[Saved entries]
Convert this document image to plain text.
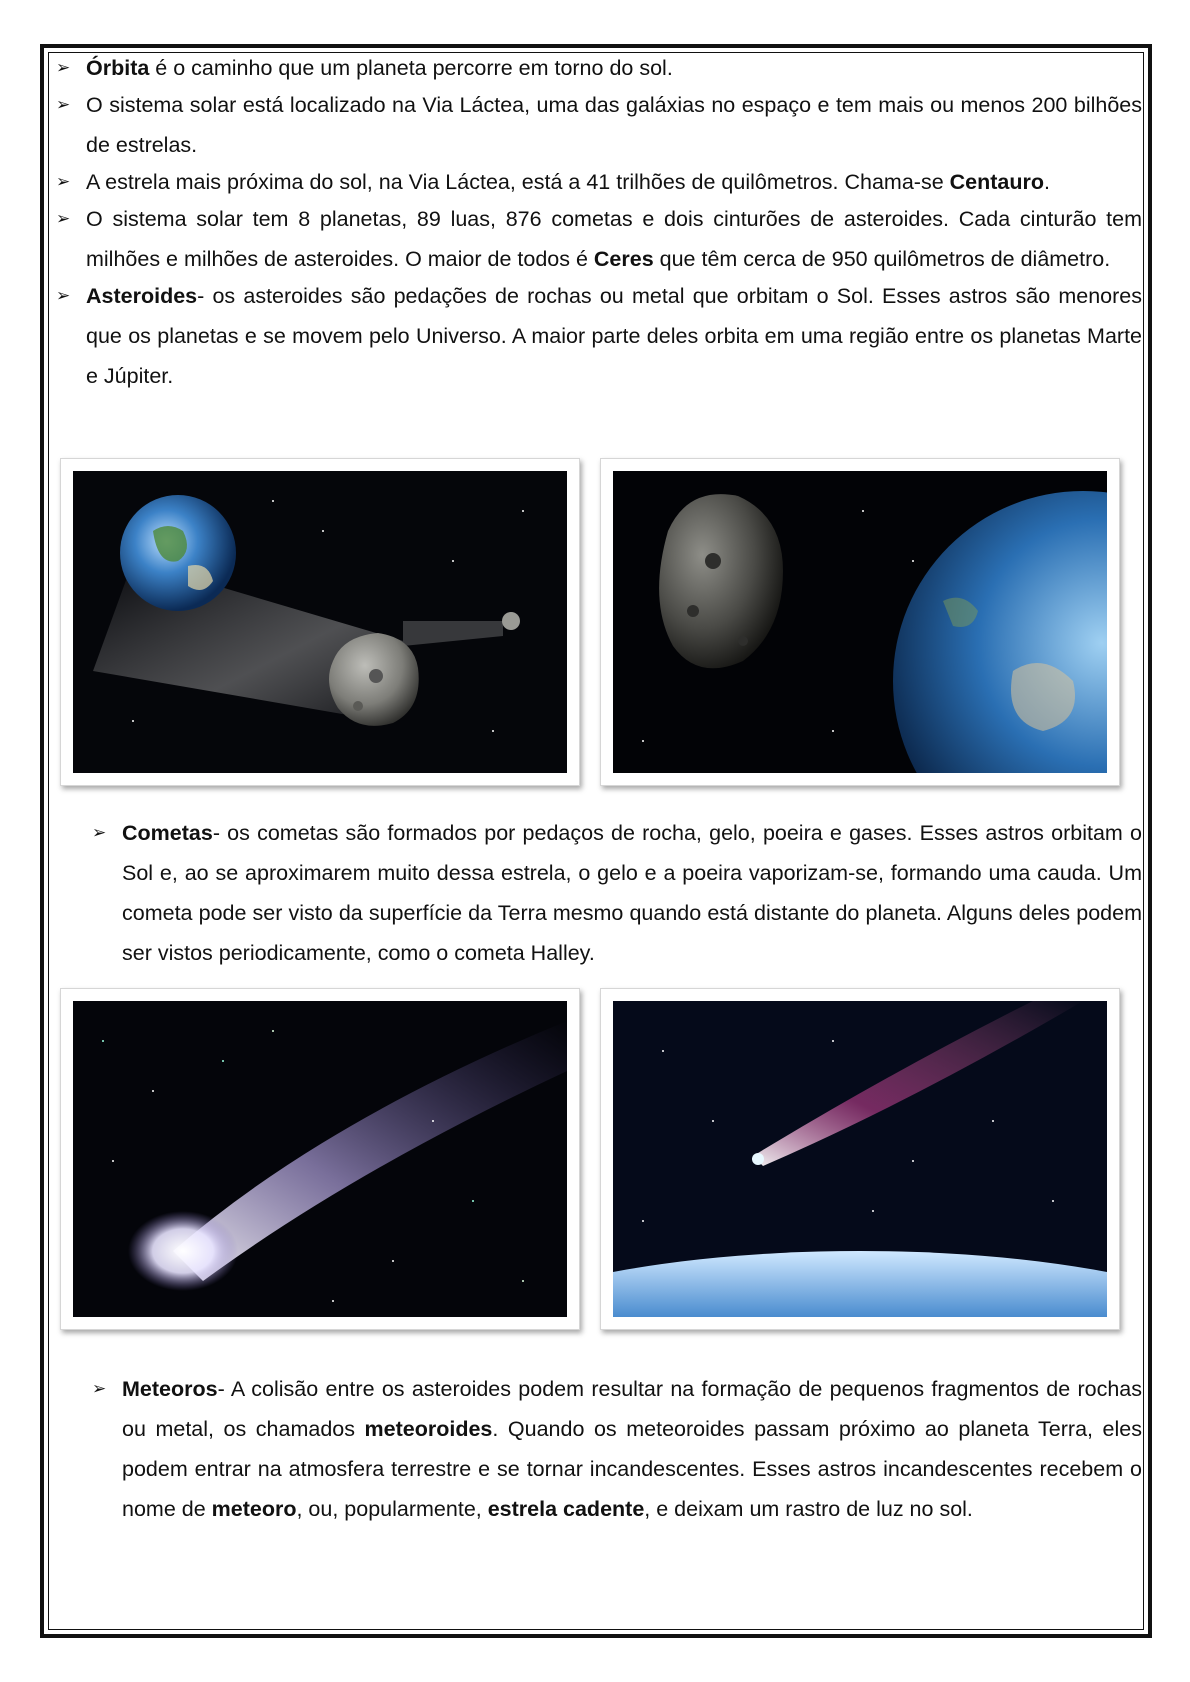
➢ Órbita é o caminho que um planeta percorre em torno do sol.

➢ O sistema solar está localizado na Via Láctea, uma das galáxias no espaço e tem mais ou menos 200 bilhões de estrelas.

➢ A estrela mais próxima do sol, na Via Láctea, está a 41 trilhões de quilômetros. Chama-se Centauro.

➢ O sistema solar tem 8 planetas, 89 luas, 876 cometas e dois cinturões de asteroides. Cada cinturão tem milhões e milhões de asteroides. O maior de todos é Ceres que têm cerca de 950 quilômetros de diâmetro.

➢ Asteroides- os asteroides são pedações de rochas ou metal que orbitam o Sol. Esses astros são menores que os planetas e se movem pelo Universo. A maior parte deles orbita em uma região entre os planetas Marte e Júpiter.

➢ Cometas- os cometas são formados por pedaços de rocha, gelo, poeira e gases. Esses astros orbitam o Sol e, ao se aproximarem muito dessa estrela, o gelo e a poeira vaporizam-se, formando uma cauda. Um cometa pode ser visto da superfície da Terra mesmo quando está distante do planeta. Alguns deles podem ser vistos periodicamente, como o cometa Halley.

➢ Meteoros- A colisão entre os asteroides podem resultar na formação de pequenos fragmentos de rochas ou metal, os chamados meteoroides. Quando os meteoroides passam próximo ao planeta Terra, eles podem entrar na atmosfera terrestre e se tornar incandescentes. Esses astros incandescentes recebem o nome de meteoro, ou, popularmente, estrela cadente, e deixam um rastro de luz no sol.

# TO DO:
Copy out every line with the word "mais".

# SOLVED PROBLEM:
➢ O sistema solar está localizado na Via Láctea, uma das galáxias no espaço e tem mais ou menos 200 bilhões de estrelas.
➢ A estrela mais próxima do sol, na Via Láctea, está a 41 trilhões de quilômetros. Chama-se Centauro.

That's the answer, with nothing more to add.